■ Work to complete:
The word "cells" marks the lines to copy; find all of them in the entries below.

■ Data provided:
== Segment start ==
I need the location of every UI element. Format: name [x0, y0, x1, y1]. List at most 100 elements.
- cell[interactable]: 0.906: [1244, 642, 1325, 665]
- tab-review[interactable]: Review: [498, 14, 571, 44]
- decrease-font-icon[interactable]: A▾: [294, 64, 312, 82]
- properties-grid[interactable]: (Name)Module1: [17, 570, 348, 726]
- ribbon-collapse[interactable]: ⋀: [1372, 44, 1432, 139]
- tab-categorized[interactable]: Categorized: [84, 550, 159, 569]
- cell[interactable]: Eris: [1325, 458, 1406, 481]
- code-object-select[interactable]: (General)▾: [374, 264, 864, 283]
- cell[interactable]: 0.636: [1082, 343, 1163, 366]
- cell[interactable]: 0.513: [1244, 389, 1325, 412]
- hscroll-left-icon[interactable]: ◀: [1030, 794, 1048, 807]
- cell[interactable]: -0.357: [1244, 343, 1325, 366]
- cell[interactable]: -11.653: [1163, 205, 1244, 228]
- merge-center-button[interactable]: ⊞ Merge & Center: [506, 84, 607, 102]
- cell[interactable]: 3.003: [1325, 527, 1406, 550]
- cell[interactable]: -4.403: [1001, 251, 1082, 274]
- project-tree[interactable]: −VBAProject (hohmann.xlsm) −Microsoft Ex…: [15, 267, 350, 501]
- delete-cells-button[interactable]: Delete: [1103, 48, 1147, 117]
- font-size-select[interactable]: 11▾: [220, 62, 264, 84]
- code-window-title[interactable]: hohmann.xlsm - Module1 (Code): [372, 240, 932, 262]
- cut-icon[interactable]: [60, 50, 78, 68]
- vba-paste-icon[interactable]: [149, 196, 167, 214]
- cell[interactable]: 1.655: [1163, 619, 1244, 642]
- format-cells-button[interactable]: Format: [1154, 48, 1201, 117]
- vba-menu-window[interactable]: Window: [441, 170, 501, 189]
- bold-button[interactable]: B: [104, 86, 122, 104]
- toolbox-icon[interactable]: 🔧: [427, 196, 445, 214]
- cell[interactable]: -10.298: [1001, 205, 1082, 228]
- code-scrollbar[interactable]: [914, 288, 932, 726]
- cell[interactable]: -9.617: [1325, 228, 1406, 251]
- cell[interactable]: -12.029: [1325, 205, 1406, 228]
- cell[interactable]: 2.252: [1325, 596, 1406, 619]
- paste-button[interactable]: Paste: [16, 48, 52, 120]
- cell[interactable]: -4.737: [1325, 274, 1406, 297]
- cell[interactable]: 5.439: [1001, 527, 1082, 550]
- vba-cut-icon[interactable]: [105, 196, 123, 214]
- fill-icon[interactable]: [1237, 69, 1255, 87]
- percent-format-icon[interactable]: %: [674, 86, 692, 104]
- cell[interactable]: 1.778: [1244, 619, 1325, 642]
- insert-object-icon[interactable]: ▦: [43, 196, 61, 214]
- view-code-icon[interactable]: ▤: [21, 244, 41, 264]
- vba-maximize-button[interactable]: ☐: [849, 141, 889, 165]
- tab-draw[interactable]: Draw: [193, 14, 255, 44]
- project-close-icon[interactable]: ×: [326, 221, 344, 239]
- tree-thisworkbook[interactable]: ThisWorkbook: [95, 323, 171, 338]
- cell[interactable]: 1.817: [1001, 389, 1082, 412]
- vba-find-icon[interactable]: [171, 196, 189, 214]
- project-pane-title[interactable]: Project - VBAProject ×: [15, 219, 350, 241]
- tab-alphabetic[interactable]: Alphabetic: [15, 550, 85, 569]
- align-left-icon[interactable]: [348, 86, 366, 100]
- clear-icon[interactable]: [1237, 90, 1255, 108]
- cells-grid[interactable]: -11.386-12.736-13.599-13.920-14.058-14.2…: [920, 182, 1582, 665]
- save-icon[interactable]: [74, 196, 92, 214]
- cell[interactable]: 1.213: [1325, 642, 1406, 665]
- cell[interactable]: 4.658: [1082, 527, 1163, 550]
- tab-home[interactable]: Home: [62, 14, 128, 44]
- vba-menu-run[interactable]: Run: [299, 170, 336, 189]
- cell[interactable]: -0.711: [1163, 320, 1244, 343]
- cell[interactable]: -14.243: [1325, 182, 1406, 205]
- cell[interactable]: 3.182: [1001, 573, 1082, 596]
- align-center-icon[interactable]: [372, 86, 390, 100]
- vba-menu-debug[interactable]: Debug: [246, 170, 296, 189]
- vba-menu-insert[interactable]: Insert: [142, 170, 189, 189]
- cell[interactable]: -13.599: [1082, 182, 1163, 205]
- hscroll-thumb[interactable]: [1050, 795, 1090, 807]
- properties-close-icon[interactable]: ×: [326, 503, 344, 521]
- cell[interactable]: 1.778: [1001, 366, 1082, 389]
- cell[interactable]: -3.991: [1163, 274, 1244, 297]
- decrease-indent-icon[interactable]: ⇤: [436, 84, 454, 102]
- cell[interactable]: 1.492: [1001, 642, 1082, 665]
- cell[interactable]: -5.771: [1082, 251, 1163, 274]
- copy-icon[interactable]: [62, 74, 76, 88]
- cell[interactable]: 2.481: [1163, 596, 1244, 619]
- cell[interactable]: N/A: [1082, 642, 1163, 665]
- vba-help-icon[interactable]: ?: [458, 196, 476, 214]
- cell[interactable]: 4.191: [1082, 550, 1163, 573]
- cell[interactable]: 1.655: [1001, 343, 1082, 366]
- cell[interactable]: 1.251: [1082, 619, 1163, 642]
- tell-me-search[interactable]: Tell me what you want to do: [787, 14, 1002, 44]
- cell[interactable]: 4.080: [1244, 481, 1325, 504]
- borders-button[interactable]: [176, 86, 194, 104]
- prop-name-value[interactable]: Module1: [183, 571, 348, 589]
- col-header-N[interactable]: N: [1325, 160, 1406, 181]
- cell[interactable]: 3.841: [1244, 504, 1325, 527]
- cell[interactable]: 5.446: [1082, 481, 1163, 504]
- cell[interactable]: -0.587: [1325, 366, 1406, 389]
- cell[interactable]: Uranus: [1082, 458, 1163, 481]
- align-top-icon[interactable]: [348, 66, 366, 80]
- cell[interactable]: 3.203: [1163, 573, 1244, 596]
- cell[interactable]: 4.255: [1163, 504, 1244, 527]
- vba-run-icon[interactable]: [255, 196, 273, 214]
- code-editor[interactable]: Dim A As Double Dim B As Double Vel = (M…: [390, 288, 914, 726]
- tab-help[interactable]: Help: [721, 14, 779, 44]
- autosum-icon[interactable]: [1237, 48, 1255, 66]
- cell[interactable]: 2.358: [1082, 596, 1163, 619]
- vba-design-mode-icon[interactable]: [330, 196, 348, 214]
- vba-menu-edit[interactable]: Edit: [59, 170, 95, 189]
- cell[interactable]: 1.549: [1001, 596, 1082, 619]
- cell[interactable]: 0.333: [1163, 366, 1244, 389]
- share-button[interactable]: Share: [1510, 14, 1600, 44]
== Segment end ==
■ Answer to this problem:
- delete-cells-button[interactable]: Delete: [1103, 48, 1147, 117]
- format-cells-button[interactable]: Format: [1154, 48, 1201, 117]
- cells-grid[interactable]: -11.386-12.736-13.599-13.920-14.058-14.2…: [920, 182, 1582, 665]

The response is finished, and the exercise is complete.